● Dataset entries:
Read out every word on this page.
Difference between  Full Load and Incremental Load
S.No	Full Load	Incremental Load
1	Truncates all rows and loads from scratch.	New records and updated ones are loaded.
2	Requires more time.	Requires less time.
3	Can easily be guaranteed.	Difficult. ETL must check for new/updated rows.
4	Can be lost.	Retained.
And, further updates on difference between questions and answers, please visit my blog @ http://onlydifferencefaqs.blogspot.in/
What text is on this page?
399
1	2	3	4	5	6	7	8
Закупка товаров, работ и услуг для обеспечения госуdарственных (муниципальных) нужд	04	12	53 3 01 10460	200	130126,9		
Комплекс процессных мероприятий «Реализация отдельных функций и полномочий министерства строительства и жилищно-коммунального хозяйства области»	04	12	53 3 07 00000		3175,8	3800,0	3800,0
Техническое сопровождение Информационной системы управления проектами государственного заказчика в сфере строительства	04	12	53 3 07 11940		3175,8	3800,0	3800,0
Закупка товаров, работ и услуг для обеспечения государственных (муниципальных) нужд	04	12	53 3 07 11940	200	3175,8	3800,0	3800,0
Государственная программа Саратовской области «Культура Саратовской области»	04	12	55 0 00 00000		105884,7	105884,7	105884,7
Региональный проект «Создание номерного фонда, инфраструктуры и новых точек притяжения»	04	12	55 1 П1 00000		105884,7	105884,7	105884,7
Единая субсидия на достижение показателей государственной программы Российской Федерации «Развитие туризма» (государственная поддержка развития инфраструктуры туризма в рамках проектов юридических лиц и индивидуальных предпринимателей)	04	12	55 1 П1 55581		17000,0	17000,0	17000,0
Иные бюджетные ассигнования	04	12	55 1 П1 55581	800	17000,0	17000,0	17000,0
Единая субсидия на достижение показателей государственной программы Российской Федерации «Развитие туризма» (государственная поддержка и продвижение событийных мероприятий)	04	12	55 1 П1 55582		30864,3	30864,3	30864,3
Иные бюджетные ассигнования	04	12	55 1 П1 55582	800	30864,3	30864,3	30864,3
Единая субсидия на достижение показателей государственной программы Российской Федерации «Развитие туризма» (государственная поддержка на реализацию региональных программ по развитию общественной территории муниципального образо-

● TASK: Quote each line above in full, word for word.

● FULL OUTPUT:
Read out every word on this page.
Difference between  Full Load and Incremental Load
S.No	Full Load	Incremental Load
1	Truncates all rows and loads from scratch.	New records and updated ones are loaded.
2	Requires more time.	Requires less time.
3	Can easily be guaranteed.	Difficult. ETL must check for new/updated rows.
4	Can be lost.	Retained.
And, further updates on difference between questions and answers, please visit my blog @ http://onlydifferencefaqs.blogspot.in/
What text is on this page?
399
1	2	3	4	5	6	7	8
Закупка товаров, работ и услуг для обеспечения госуdарственных (муниципальных) нужд	04	12	53 3 01 10460	200	130126,9		
Комплекс процессных мероприятий «Реализация отдельных функций и полномочий министерства строительства и жилищно-коммунального хозяйства области»	04	12	53 3 07 00000		3175,8	3800,0	3800,0
Техническое сопровождение Информационной системы управления проектами государственного заказчика в сфере строительства	04	12	53 3 07 11940		3175,8	3800,0	3800,0
Закупка товаров, работ и услуг для обеспечения государственных (муниципальных) нужд	04	12	53 3 07 11940	200	3175,8	3800,0	3800,0
Государственная программа Саратовской области «Культура Саратовской области»	04	12	55 0 00 00000		105884,7	105884,7	105884,7
Региональный проект «Создание номерного фонда, инфраструктуры и новых точек притяжения»	04	12	55 1 П1 00000		105884,7	105884,7	105884,7
Единая субсидия на достижение показателей государственной программы Российской Федерации «Развитие туризма» (государственная поддержка развития инфраструктуры туризма в рамках проектов юридических лиц и индивидуальных предпринимателей)	04	12	55 1 П1 55581		17000,0	17000,0	17000,0
Иные бюджетные ассигнования	04	12	55 1 П1 55581	800	17000,0	17000,0	17000,0
Единая субсидия на достижение показателей государственной программы Российской Федерации «Развитие туризма» (государственная поддержка и продвижение событийных мероприятий)	04	12	55 1 П1 55582		30864,3	30864,3	30864,3
Иные бюджетные ассигнования	04	12	55 1 П1 55582	800	30864,3	30864,3	30864,3
Единая субсидия на достижение показателей государственной программы Российской Федерации «Развитие туризма» (государственная поддержка на реализацию региональных программ по развитию общественной территории муниципального образо-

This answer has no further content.